To do: Pull every line containing the word "this" from the records.
......
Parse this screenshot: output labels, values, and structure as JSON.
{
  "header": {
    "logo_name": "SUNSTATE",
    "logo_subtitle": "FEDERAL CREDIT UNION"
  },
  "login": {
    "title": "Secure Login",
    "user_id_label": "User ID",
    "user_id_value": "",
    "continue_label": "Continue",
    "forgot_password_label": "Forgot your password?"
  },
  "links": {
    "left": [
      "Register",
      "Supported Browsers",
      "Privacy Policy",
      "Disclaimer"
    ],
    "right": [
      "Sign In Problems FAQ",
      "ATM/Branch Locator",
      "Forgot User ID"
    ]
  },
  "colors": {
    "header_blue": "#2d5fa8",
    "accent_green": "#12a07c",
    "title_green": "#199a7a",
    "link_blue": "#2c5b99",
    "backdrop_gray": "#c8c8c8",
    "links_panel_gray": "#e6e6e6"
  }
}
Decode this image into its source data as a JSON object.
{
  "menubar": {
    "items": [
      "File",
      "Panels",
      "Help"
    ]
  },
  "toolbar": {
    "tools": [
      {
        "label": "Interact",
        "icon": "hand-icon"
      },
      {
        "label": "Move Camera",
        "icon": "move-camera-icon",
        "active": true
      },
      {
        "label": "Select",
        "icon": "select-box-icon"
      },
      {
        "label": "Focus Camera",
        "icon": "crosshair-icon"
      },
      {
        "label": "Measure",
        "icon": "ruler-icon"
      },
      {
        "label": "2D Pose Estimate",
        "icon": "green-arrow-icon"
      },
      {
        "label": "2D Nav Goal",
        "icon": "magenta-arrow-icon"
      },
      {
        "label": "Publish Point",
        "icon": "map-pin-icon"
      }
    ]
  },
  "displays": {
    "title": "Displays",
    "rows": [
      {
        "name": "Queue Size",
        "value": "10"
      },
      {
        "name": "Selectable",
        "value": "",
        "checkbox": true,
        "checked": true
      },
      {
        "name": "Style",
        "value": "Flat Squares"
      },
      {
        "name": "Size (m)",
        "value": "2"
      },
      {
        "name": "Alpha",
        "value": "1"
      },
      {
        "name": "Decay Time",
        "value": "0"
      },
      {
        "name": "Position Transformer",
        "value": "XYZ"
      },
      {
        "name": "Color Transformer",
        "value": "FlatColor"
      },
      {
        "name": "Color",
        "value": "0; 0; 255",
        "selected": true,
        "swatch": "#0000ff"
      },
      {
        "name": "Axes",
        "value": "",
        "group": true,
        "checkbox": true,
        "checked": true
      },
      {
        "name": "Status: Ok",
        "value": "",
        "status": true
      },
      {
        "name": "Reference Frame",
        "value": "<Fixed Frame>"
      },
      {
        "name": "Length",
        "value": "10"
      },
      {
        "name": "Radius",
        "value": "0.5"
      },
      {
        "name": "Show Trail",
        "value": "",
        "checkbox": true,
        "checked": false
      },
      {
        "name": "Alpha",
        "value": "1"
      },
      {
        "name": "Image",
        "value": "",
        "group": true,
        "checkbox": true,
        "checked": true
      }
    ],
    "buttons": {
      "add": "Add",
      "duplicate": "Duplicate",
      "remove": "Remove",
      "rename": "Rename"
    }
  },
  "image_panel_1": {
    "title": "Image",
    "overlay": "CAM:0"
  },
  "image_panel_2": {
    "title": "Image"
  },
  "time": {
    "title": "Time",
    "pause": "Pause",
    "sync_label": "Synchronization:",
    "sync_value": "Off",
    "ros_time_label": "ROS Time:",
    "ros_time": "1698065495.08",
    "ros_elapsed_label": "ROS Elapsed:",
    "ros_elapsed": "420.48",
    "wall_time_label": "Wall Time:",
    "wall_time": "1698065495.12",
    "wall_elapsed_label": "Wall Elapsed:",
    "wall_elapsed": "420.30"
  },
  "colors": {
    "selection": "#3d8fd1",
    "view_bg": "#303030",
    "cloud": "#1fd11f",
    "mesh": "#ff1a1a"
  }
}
......
Finished answer:
Parse this screenshot: output labels, values, and structure as JSON.
Decode this image into its source data as a JSON object.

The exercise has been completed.